Start of Source data
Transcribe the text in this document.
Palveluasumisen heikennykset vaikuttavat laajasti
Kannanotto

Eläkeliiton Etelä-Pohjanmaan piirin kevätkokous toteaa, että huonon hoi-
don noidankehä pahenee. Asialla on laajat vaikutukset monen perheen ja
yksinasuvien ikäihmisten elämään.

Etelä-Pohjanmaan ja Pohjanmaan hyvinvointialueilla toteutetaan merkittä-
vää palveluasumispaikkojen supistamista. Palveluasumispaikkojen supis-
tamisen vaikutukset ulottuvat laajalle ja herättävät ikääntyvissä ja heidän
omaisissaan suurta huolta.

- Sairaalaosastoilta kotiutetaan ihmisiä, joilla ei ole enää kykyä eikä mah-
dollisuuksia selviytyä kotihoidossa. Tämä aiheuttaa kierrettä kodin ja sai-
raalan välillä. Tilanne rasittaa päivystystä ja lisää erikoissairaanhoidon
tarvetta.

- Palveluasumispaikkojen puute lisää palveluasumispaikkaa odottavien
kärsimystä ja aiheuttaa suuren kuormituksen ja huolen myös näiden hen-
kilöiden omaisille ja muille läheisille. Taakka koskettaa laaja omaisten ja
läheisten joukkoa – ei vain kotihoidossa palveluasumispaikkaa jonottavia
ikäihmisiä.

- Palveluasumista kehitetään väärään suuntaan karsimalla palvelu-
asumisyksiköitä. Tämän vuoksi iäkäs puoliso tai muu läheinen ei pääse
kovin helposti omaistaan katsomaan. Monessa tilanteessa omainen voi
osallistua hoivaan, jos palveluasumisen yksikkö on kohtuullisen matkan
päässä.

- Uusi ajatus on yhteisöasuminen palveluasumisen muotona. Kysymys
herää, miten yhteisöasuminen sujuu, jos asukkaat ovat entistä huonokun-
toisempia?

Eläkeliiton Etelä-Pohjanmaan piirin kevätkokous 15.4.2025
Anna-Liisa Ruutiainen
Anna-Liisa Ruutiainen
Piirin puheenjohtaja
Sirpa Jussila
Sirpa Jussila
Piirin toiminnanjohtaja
End of Source data
#### [What is needed]
Exactly reproduce all of the entries above.

#### [Exercise solution]
Transcribe the text in this document.
Palveluasumisen heikennykset vaikuttavat laajasti
Kannanotto

Eläkeliiton Etelä-Pohjanmaan piirin kevätkokous toteaa, että huonon hoi-
don noidankehä pahenee. Asialla on laajat vaikutukset monen perheen ja
yksinasuvien ikäihmisten elämään.

Etelä-Pohjanmaan ja Pohjanmaan hyvinvointialueilla toteutetaan merkittä-
vää palveluasumispaikkojen supistamista. Palveluasumispaikkojen supis-
tamisen vaikutukset ulottuvat laajalle ja herättävät ikääntyvissä ja heidän
omaisissaan suurta huolta.

- Sairaalaosastoilta kotiutetaan ihmisiä, joilla ei ole enää kykyä eikä mah-
dollisuuksia selviytyä kotihoidossa. Tämä aiheuttaa kierrettä kodin ja sai-
raalan välillä. Tilanne rasittaa päivystystä ja lisää erikoissairaanhoidon
tarvetta.

- Palveluasumispaikkojen puute lisää palveluasumispaikkaa odottavien
kärsimystä ja aiheuttaa suuren kuormituksen ja huolen myös näiden hen-
kilöiden omaisille ja muille läheisille. Taakka koskettaa laaja omaisten ja
läheisten joukkoa – ei vain kotihoidossa palveluasumispaikkaa jonottavia
ikäihmisiä.

- Palveluasumista kehitetään väärään suuntaan karsimalla palvelu-
asumisyksiköitä. Tämän vuoksi iäkäs puoliso tai muu läheinen ei pääse
kovin helposti omaistaan katsomaan. Monessa tilanteessa omainen voi
osallistua hoivaan, jos palveluasumisen yksikkö on kohtuullisen matkan
päässä.

- Uusi ajatus on yhteisöasuminen palveluasumisen muotona. Kysymys
herää, miten yhteisöasuminen sujuu, jos asukkaat ovat entistä huonokun-
toisempia?

Eläkeliiton Etelä-Pohjanmaan piirin kevätkokous 15.4.2025
Anna-Liisa Ruutiainen
Anna-Liisa Ruutiainen
Piirin puheenjohtaja
Sirpa Jussila
Sirpa Jussila
Piirin toiminnanjohtaja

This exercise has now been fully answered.